> _What is required_:
Select the lines of the records containing the word "interés" and list them.

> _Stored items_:
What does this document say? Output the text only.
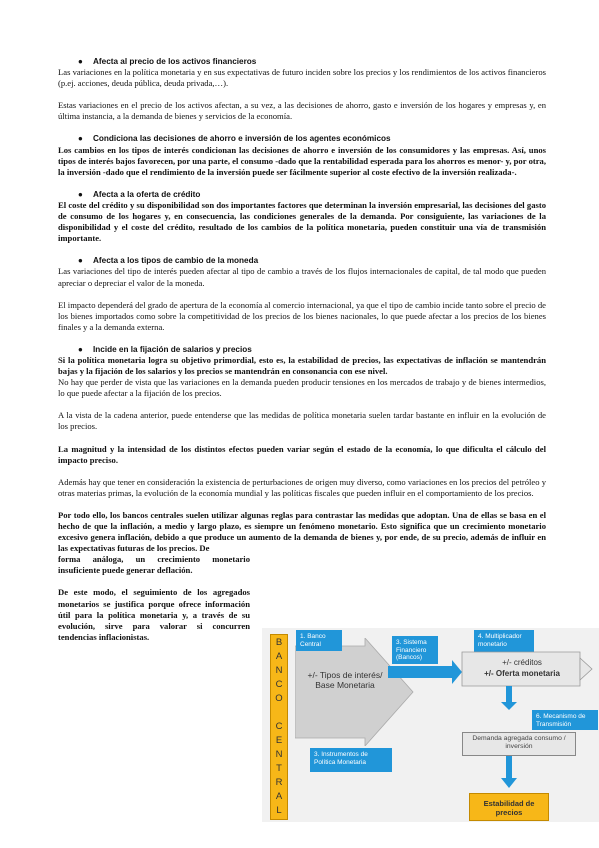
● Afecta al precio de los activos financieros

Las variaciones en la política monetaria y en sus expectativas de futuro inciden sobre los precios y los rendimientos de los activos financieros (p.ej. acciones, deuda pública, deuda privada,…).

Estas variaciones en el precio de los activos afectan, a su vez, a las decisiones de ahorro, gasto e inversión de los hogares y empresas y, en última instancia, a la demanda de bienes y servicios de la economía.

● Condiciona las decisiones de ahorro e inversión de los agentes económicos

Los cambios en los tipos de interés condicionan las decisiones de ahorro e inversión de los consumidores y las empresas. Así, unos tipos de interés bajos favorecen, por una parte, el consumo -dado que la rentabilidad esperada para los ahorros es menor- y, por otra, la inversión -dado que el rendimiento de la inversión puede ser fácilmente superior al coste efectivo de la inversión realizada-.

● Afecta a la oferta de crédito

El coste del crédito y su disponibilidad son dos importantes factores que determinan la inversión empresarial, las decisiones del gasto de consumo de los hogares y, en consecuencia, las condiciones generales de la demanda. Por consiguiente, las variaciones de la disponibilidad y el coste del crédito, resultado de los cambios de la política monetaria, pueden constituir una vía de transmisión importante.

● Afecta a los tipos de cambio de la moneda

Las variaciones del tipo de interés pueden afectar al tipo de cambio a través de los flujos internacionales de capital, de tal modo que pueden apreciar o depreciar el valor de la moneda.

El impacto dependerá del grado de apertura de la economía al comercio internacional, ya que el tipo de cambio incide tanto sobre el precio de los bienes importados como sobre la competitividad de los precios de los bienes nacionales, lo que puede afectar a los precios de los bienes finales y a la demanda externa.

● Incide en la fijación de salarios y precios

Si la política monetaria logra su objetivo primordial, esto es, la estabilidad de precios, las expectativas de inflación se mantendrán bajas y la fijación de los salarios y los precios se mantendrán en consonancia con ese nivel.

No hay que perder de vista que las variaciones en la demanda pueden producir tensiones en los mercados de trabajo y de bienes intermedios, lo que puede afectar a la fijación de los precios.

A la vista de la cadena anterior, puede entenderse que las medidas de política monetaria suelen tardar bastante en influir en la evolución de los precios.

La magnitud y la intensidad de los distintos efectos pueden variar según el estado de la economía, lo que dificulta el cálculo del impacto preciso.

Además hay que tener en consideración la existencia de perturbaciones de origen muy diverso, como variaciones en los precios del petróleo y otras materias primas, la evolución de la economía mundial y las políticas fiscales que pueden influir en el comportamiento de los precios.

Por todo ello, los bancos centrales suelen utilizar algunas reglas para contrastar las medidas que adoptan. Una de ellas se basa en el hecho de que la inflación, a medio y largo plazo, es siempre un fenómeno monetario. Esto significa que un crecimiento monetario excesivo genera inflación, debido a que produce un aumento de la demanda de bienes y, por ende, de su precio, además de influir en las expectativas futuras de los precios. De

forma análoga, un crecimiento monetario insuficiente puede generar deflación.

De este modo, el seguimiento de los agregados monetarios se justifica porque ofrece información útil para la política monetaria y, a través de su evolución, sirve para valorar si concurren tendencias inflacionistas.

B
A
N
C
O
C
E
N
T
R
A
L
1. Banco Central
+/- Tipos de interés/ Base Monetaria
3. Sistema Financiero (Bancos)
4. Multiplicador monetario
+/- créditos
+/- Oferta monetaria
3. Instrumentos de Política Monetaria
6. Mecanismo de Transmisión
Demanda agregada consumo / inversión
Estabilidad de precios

> _Response_:
Los cambios en los tipos de interés condicionan las decisiones de ahorro e inversión de los consumidores y las empresas. Así, unos tipos de interés bajos favorecen, por una parte, el consumo -dado que la rentabilidad esperada para los ahorros es menor- y, por otra, la inversión -dado que el rendimiento de la inversión puede ser fácilmente superior al coste efectivo de la inversión realizada-.
Las variaciones del tipo de interés pueden afectar al tipo de cambio a través de los flujos internacionales de capital, de tal modo que pueden apreciar o depreciar el valor de la moneda.
+/- Tipos de interés/ Base Monetaria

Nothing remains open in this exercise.